▶ _Stated goal_:
Gather, from the data below, each line in which the word "完成投资" occurs.

-- start Exercise material --

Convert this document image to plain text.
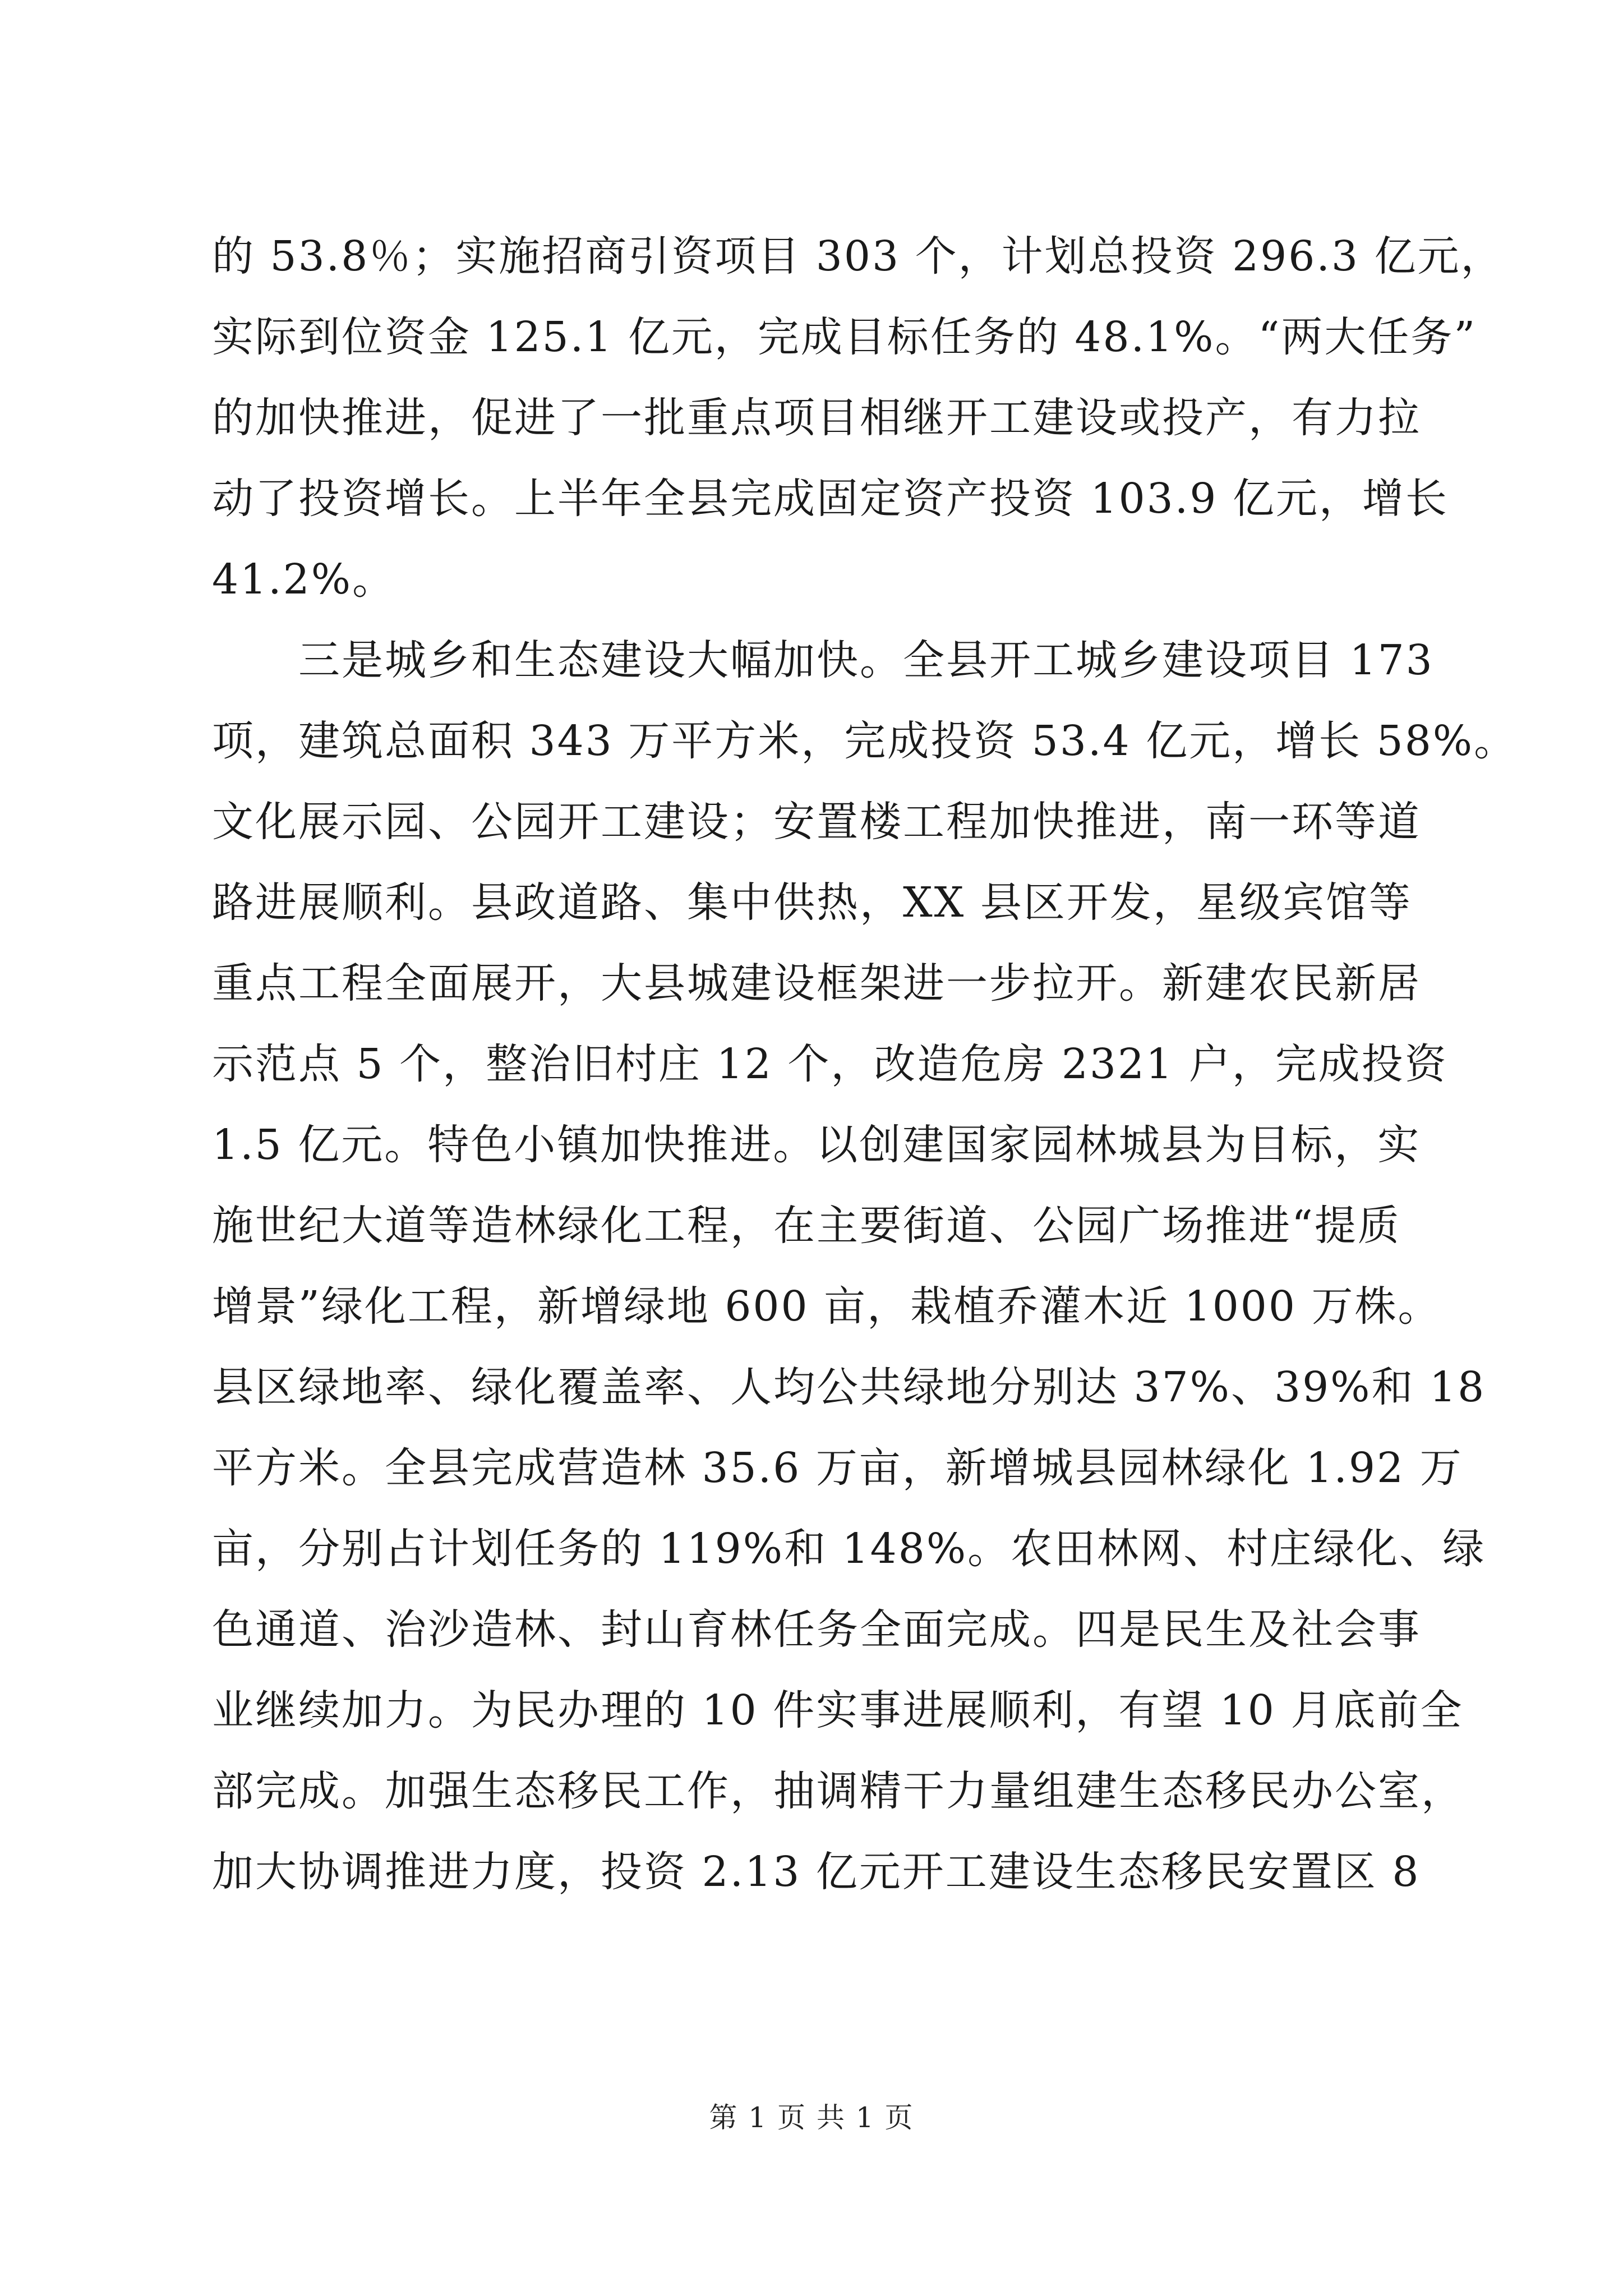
的 53.8％；实施招商引资项目 303 个，计划总投资 296.3 亿元，
实际到位资金 125.1 亿元，完成目标任务的 48.1%。“两大任务”
的加快推进，促进了一批重点项目相继开工建设或投产，有力拉
动了投资增长。上半年全县完成固定资产投资 103.9 亿元，增长
41.2%。
　　三是城乡和生态建设大幅加快。全县开工城乡建设项目 173
项，建筑总面积 343 万平方米，完成投资 53.4 亿元，增长 58%。
文化展示园、公园开工建设；安置楼工程加快推进，南一环等道
路进展顺利。县政道路、集中供热，XX 县区开发，星级宾馆等
重点工程全面展开，大县城建设框架进一步拉开。新建农民新居
示范点 5 个，整治旧村庄 12 个，改造危房 2321 户，完成投资
1.5 亿元。特色小镇加快推进。以创建国家园林城县为目标，实
施世纪大道等造林绿化工程，在主要街道、公园广场推进“提质
增景”绿化工程，新增绿地 600 亩，栽植乔灌木近 1000 万株。
县区绿地率、绿化覆盖率、人均公共绿地分别达 37%、39%和 18
平方米。全县完成营造林 35.6 万亩，新增城县园林绿化 1.92 万
亩，分别占计划任务的 119%和 148%。农田林网、村庄绿化、绿
色通道、治沙造林、封山育林任务全面完成。四是民生及社会事
业继续加力。为民办理的 10 件实事进展顺利，有望 10 月底前全
部完成。加强生态移民工作，抽调精干力量组建生态移民办公室，
加大协调推进力度，投资 2.13 亿元开工建设生态移民安置区 8
第 1 页 共 1 页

-- end Exercise material --

▶ _Expected answer_:
项，建筑总面积 343 万平方米，完成投资 53.4 亿元，增长 58%。
示范点 5 个，整治旧村庄 12 个，改造危房 2321 户，完成投资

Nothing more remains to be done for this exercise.